> _Task directions_:
Copy every one of the following records line for line, with no changes to any wording, number, or punctuation.

> _Record excerpts_:
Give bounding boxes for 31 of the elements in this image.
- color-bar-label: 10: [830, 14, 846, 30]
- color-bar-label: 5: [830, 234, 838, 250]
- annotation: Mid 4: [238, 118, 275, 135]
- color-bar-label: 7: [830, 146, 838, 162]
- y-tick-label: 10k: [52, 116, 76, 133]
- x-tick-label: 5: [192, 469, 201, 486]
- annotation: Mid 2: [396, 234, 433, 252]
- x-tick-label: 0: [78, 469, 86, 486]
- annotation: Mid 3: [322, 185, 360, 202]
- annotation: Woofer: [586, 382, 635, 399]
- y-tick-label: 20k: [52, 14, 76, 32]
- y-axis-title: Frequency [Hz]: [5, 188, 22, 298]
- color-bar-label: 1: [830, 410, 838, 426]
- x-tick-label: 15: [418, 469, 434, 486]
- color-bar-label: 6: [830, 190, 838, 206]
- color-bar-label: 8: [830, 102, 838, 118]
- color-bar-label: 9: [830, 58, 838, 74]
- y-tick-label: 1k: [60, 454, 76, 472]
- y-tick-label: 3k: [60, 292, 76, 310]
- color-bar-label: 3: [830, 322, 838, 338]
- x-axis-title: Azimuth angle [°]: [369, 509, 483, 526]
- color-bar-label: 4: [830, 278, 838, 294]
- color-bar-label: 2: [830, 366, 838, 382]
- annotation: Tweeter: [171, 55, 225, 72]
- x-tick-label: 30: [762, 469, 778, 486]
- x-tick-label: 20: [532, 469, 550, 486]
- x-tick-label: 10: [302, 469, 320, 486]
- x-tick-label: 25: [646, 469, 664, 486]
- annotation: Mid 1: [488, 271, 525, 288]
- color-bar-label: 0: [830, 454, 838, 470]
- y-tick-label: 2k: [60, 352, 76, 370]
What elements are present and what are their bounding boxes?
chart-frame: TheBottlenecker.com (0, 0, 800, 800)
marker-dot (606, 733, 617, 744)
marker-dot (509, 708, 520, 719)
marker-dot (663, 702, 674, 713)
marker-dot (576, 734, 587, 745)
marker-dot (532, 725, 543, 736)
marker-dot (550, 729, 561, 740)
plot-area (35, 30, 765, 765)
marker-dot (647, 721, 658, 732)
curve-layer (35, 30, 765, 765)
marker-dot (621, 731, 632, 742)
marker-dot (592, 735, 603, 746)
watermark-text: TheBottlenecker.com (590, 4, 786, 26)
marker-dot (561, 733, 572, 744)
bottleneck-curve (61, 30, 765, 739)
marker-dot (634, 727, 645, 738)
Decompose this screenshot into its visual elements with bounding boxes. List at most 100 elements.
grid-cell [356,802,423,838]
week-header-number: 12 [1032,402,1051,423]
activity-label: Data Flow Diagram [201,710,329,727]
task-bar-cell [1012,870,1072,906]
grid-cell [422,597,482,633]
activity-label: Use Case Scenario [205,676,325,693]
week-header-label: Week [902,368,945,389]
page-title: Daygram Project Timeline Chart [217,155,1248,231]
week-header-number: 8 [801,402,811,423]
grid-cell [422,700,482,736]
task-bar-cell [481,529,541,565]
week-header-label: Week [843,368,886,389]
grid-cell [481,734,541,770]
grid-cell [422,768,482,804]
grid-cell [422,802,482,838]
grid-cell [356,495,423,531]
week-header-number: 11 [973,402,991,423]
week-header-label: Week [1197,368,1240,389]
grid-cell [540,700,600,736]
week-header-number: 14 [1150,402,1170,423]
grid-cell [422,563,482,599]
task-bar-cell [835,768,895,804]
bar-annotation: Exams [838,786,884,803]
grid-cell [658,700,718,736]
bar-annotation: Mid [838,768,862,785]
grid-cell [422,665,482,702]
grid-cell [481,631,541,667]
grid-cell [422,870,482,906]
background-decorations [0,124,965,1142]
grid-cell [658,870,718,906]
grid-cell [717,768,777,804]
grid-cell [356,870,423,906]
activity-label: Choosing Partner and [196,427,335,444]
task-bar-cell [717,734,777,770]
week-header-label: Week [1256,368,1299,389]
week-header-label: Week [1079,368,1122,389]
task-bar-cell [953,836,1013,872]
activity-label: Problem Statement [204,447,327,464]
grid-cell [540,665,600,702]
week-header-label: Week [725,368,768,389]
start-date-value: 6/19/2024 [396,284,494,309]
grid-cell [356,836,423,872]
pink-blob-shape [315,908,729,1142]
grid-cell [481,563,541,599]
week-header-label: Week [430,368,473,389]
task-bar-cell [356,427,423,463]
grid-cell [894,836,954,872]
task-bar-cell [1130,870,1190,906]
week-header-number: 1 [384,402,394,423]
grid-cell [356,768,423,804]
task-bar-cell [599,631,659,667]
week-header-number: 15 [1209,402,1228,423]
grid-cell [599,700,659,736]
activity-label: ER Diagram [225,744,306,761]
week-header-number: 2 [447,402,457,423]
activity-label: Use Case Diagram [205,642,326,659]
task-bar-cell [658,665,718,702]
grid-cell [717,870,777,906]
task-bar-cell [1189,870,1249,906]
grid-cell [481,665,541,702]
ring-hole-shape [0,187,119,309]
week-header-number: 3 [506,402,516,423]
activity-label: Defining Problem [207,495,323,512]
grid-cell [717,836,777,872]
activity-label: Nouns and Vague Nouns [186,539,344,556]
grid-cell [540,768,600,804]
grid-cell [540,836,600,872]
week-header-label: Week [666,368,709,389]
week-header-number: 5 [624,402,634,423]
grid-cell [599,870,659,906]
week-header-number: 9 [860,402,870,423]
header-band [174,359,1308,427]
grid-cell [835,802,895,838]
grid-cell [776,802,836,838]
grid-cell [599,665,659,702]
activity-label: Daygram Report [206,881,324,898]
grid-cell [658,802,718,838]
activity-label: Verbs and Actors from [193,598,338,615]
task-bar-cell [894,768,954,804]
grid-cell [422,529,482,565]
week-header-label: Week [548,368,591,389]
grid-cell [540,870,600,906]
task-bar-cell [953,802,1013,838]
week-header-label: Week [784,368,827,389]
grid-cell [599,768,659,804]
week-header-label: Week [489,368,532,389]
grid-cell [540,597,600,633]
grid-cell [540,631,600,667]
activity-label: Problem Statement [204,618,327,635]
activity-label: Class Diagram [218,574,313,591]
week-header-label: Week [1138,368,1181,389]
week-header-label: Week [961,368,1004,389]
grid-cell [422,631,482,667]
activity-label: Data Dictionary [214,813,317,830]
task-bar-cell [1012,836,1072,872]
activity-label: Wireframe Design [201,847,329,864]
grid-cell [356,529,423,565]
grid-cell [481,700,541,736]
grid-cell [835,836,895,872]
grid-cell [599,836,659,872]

> _Solution to this exercise_:
Give bounding boxes for 31 of the elements in this image.
- color-bar-label: 10: [830, 14, 846, 30]
- color-bar-label: 5: [830, 234, 838, 250]
- annotation: Mid 4: [238, 118, 275, 135]
- color-bar-label: 7: [830, 146, 838, 162]
- y-tick-label: 10k: [52, 116, 76, 133]
- x-tick-label: 5: [192, 469, 201, 486]
- annotation: Mid 2: [396, 234, 433, 252]
- x-tick-label: 0: [78, 469, 86, 486]
- annotation: Mid 3: [322, 185, 360, 202]
- annotation: Woofer: [586, 382, 635, 399]
- y-tick-label: 20k: [52, 14, 76, 32]
- y-axis-title: Frequency [Hz]: [5, 188, 22, 298]
- color-bar-label: 1: [830, 410, 838, 426]
- x-tick-label: 15: [418, 469, 434, 486]
- color-bar-label: 6: [830, 190, 838, 206]
- color-bar-label: 8: [830, 102, 838, 118]
- color-bar-label: 9: [830, 58, 838, 74]
- y-tick-label: 1k: [60, 454, 76, 472]
- y-tick-label: 3k: [60, 292, 76, 310]
- color-bar-label: 3: [830, 322, 838, 338]
- x-axis-title: Azimuth angle [°]: [369, 509, 483, 526]
- color-bar-label: 4: [830, 278, 838, 294]
- color-bar-label: 2: [830, 366, 838, 382]
- annotation: Tweeter: [171, 55, 225, 72]
- x-tick-label: 30: [762, 469, 778, 486]
- x-tick-label: 20: [532, 469, 550, 486]
- x-tick-label: 10: [302, 469, 320, 486]
- x-tick-label: 25: [646, 469, 664, 486]
- annotation: Mid 1: [488, 271, 525, 288]
- color-bar-label: 0: [830, 454, 838, 470]
- y-tick-label: 2k: [60, 352, 76, 370]
What elements are present and what are their bounding boxes?
chart-frame: TheBottlenecker.com (0, 0, 800, 800)
marker-dot (606, 733, 617, 744)
marker-dot (509, 708, 520, 719)
marker-dot (663, 702, 674, 713)
marker-dot (576, 734, 587, 745)
marker-dot (532, 725, 543, 736)
marker-dot (550, 729, 561, 740)
plot-area (35, 30, 765, 765)
marker-dot (647, 721, 658, 732)
curve-layer (35, 30, 765, 765)
marker-dot (621, 731, 632, 742)
marker-dot (592, 735, 603, 746)
watermark-text: TheBottlenecker.com (590, 4, 786, 26)
marker-dot (561, 733, 572, 744)
bottleneck-curve (61, 30, 765, 739)
marker-dot (634, 727, 645, 738)
Decompose this screenshot into its visual elements with bounding boxes. List at most 100 elements.
grid-cell [356,802,423,838]
week-header-number: 12 [1032,402,1051,423]
activity-label: Data Flow Diagram [201,710,329,727]
task-bar-cell [1012,870,1072,906]
grid-cell [422,597,482,633]
activity-label: Use Case Scenario [205,676,325,693]
week-header-label: Week [902,368,945,389]
page-title: Daygram Project Timeline Chart [217,155,1248,231]
week-header-number: 8 [801,402,811,423]
grid-cell [422,700,482,736]
task-bar-cell [481,529,541,565]
week-header-label: Week [843,368,886,389]
grid-cell [481,734,541,770]
grid-cell [422,768,482,804]
grid-cell [422,802,482,838]
grid-cell [356,495,423,531]
week-header-number: 11 [973,402,991,423]
week-header-label: Week [1197,368,1240,389]
grid-cell [540,700,600,736]
week-header-number: 14 [1150,402,1170,423]
grid-cell [422,563,482,599]
task-bar-cell [835,768,895,804]
bar-annotation: Exams [838,786,884,803]
grid-cell [658,700,718,736]
bar-annotation: Mid [838,768,862,785]
grid-cell [422,665,482,702]
grid-cell [481,631,541,667]
grid-cell [422,870,482,906]
background-decorations [0,124,965,1142]
grid-cell [658,870,718,906]
grid-cell [717,768,777,804]
grid-cell [356,870,423,906]
activity-label: Choosing Partner and [196,427,335,444]
task-bar-cell [717,734,777,770]
week-header-label: Week [1256,368,1299,389]
week-header-label: Week [1079,368,1122,389]
task-bar-cell [953,836,1013,872]
activity-label: Problem Statement [204,447,327,464]
grid-cell [540,665,600,702]
week-header-label: Week [725,368,768,389]
start-date-value: 6/19/2024 [396,284,494,309]
grid-cell [356,836,423,872]
pink-blob-shape [315,908,729,1142]
grid-cell [481,563,541,599]
week-header-label: Week [430,368,473,389]
task-bar-cell [356,427,423,463]
grid-cell [894,836,954,872]
task-bar-cell [1130,870,1190,906]
week-header-number: 1 [384,402,394,423]
grid-cell [356,768,423,804]
task-bar-cell [599,631,659,667]
week-header-number: 15 [1209,402,1228,423]
grid-cell [599,700,659,736]
activity-label: ER Diagram [225,744,306,761]
week-header-number: 2 [447,402,457,423]
activity-label: Use Case Diagram [205,642,326,659]
task-bar-cell [658,665,718,702]
grid-cell [717,870,777,906]
task-bar-cell [1189,870,1249,906]
grid-cell [481,665,541,702]
ring-hole-shape [0,187,119,309]
week-header-number: 3 [506,402,516,423]
activity-label: Defining Problem [207,495,323,512]
grid-cell [717,836,777,872]
activity-label: Nouns and Vague Nouns [186,539,344,556]
grid-cell [540,768,600,804]
grid-cell [540,836,600,872]
week-header-label: Week [666,368,709,389]
week-header-number: 5 [624,402,634,423]
grid-cell [599,870,659,906]
week-header-number: 9 [860,402,870,423]
header-band [174,359,1308,427]
grid-cell [835,802,895,838]
grid-cell [776,802,836,838]
grid-cell [599,665,659,702]
activity-label: Daygram Report [206,881,324,898]
grid-cell [658,802,718,838]
activity-label: Verbs and Actors from [193,598,338,615]
task-bar-cell [894,768,954,804]
grid-cell [422,529,482,565]
week-header-label: Week [548,368,591,389]
grid-cell [540,870,600,906]
task-bar-cell [953,802,1013,838]
week-header-label: Week [784,368,827,389]
grid-cell [599,768,659,804]
week-header-label: Week [489,368,532,389]
grid-cell [540,597,600,633]
grid-cell [540,631,600,667]
activity-label: Problem Statement [204,618,327,635]
activity-label: Class Diagram [218,574,313,591]
week-header-label: Week [1138,368,1181,389]
week-header-label: Week [961,368,1004,389]
grid-cell [422,631,482,667]
activity-label: Data Dictionary [214,813,317,830]
task-bar-cell [1012,836,1072,872]
activity-label: Wireframe Design [201,847,329,864]
grid-cell [356,529,423,565]
grid-cell [481,700,541,736]
grid-cell [835,836,895,872]
grid-cell [599,836,659,872]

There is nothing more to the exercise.